Your objective:
Reproduce each record below exactly as written.

(Records from a data collection)
◆ ◆ ◆ ◆ ◆ ◆ ◆
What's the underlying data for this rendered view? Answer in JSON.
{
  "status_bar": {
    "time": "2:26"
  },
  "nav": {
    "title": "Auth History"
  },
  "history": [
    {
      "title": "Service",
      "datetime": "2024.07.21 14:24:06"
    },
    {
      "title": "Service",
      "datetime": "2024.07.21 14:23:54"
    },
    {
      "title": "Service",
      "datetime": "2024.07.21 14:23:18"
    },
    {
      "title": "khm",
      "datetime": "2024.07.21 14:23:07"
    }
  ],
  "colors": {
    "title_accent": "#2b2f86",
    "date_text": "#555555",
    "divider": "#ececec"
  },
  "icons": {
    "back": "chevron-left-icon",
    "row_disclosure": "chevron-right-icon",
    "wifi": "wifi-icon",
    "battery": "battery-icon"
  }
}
◆ ◆ ◆ ◆ ◆ ◆ ◆
Full solution:
What's the underlying data for this rendered view? Answer in JSON.
{
  "status_bar": {
    "time": "2:26"
  },
  "nav": {
    "title": "Auth History"
  },
  "history": [
    {
      "title": "Service",
      "datetime": "2024.07.21 14:24:06"
    },
    {
      "title": "Service",
      "datetime": "2024.07.21 14:23:54"
    },
    {
      "title": "Service",
      "datetime": "2024.07.21 14:23:18"
    },
    {
      "title": "khm",
      "datetime": "2024.07.21 14:23:07"
    }
  ],
  "colors": {
    "title_accent": "#2b2f86",
    "date_text": "#555555",
    "divider": "#ececec"
  },
  "icons": {
    "back": "chevron-left-icon",
    "row_disclosure": "chevron-right-icon",
    "wifi": "wifi-icon",
    "battery": "battery-icon"
  }
}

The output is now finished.